Material provided:
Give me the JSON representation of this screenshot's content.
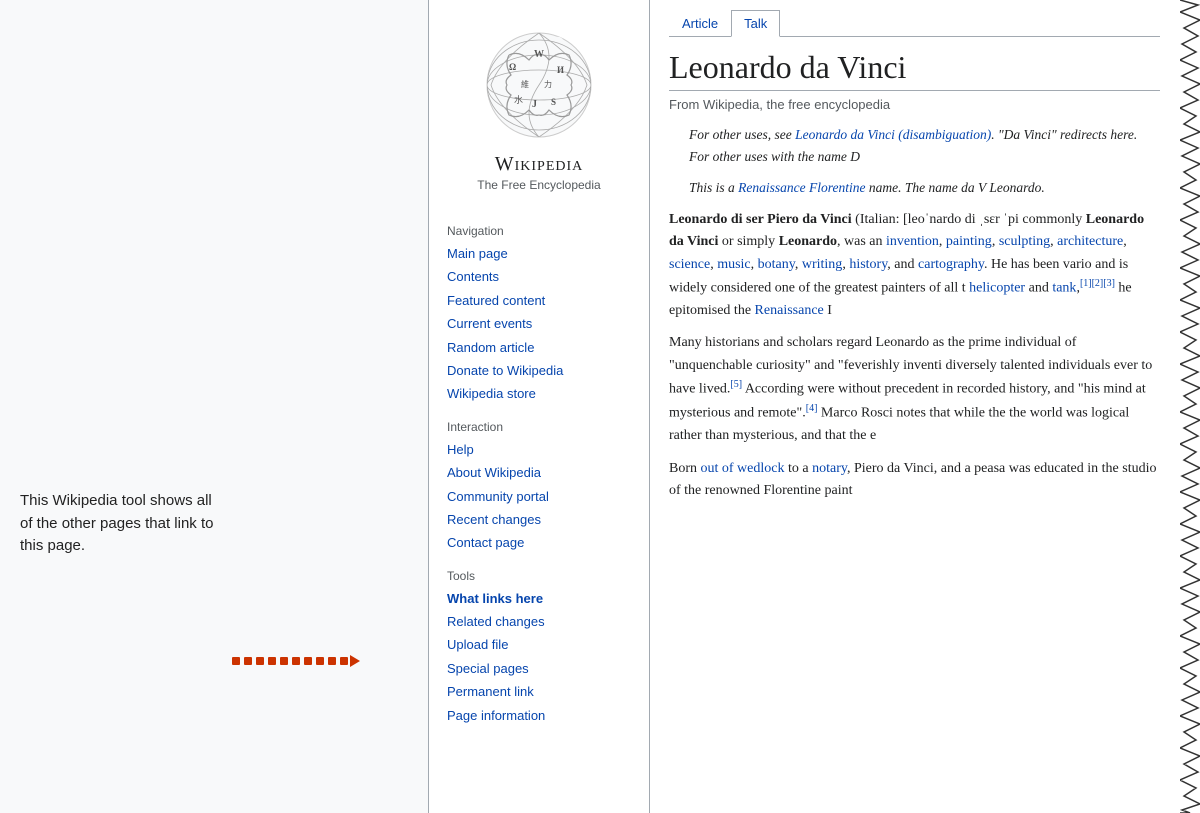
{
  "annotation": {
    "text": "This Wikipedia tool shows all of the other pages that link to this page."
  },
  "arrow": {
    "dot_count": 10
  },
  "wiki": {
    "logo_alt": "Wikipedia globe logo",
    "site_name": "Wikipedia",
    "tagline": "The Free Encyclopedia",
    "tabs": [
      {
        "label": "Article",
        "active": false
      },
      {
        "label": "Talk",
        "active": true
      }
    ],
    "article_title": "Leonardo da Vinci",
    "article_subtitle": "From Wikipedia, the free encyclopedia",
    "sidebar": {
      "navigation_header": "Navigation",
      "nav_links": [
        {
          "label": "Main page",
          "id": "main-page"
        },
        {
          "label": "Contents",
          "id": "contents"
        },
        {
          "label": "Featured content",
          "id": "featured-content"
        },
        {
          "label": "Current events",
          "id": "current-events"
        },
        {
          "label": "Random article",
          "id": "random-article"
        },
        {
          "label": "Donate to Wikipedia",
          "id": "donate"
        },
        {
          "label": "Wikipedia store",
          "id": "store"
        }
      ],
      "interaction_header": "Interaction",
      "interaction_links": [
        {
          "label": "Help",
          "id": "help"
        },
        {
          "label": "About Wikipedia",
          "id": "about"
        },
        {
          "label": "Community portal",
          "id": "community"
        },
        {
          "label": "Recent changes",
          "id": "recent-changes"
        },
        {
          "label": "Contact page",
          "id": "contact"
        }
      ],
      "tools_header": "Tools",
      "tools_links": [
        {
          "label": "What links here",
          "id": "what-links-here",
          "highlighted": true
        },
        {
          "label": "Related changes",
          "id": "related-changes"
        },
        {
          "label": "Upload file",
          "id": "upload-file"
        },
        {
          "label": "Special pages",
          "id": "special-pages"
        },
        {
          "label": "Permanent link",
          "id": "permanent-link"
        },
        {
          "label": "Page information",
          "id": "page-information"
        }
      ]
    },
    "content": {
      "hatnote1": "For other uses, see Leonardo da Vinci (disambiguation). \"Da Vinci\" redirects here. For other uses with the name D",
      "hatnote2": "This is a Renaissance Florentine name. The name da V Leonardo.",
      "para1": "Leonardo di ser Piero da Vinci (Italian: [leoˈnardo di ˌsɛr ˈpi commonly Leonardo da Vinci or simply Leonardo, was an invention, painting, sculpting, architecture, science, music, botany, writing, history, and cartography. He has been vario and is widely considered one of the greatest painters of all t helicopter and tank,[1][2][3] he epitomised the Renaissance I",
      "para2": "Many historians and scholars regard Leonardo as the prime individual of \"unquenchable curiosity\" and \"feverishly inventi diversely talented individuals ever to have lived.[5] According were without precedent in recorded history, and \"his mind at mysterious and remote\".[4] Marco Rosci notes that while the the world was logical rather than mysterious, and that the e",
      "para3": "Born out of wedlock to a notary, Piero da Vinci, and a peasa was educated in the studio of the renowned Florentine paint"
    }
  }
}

---

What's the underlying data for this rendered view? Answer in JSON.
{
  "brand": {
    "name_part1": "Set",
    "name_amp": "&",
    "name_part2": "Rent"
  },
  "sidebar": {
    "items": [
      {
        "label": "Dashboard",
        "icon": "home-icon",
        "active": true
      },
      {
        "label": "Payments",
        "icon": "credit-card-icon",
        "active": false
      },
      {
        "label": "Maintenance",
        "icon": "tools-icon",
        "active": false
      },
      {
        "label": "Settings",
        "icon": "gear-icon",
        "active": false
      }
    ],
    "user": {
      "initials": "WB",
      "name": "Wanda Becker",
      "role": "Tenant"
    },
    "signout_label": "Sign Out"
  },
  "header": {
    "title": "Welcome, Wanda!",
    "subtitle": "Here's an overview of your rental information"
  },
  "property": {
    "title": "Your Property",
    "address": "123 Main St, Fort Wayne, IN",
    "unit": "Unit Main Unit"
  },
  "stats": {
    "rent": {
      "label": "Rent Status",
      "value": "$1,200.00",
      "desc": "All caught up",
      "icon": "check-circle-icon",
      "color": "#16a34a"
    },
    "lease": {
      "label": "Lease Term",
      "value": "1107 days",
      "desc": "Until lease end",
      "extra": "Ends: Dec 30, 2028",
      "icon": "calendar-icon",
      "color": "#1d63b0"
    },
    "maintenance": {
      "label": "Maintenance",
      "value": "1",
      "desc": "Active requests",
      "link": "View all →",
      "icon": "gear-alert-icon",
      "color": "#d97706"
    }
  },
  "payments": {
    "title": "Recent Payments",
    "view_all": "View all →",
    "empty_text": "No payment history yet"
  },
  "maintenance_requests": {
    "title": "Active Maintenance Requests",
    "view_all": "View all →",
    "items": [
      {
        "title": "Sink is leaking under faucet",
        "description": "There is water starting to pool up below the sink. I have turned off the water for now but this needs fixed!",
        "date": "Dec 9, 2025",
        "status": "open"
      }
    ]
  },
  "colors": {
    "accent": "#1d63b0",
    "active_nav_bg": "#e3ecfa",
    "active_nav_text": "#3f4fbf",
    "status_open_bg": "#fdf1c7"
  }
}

Set exercise: Set out every line from the material that contains the string "events".

Completed task:
          "label": "Current events",
          "id": "current-events"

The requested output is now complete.